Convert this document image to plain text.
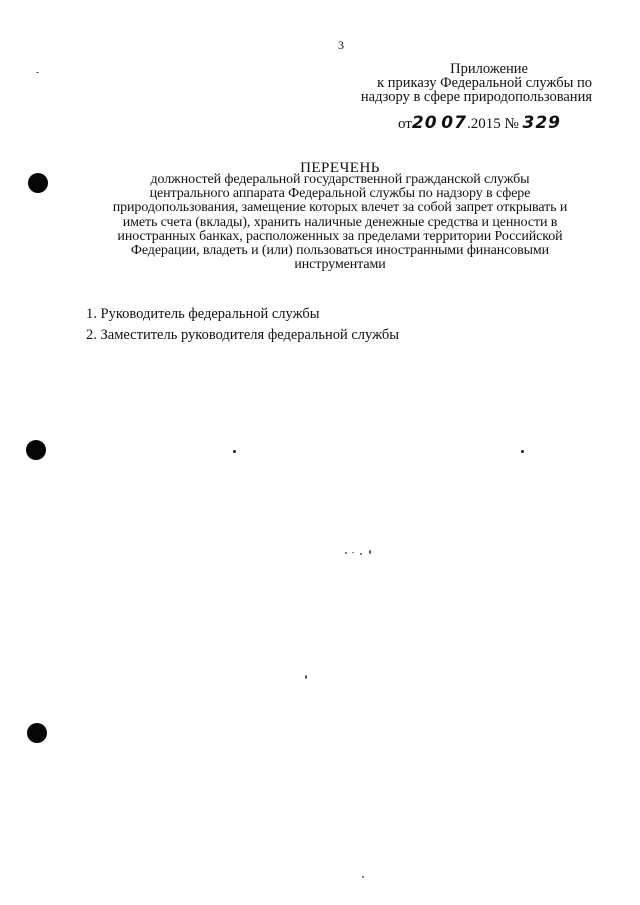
3
Приложение
к приказу Федеральной службы по
надзору в сфере природопользования
от20 07.2015 № 329
ПЕРЕЧЕНЬ
должностей федеральной государственной гражданской службы
центрального аппарата Федеральной службы по надзору в сфере
природопользования, замещение которых влечет за собой запрет открывать и
иметь счета (вклады), хранить наличные денежные средства и ценности в
иностранных банках, расположенных за пределами территории Российской
Федерации, владеть и (или) пользоваться иностранными финансовыми
инструментами
1. Руководитель федеральной службы
2. Заместитель руководителя федеральной службы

────────

◆ **SHORT TASK**
Images must not appear in the copy; reproduce everything else in the records verbatim.

◆ **EXPECTED OUTPUT**
Convert this document image to plain text.
3
Приложение
к приказу Федеральной службы по
надзору в сфере природопользования
от20 07.2015 № 329
ПЕРЕЧЕНЬ
должностей федеральной государственной гражданской службы
центрального аппарата Федеральной службы по надзору в сфере
природопользования, замещение которых влечет за собой запрет открывать и
иметь счета (вклады), хранить наличные денежные средства и ценности в
иностранных банках, расположенных за пределами территории Российской
Федерации, владеть и (или) пользоваться иностранными финансовыми
инструментами
1. Руководитель федеральной службы
2. Заместитель руководителя федеральной службы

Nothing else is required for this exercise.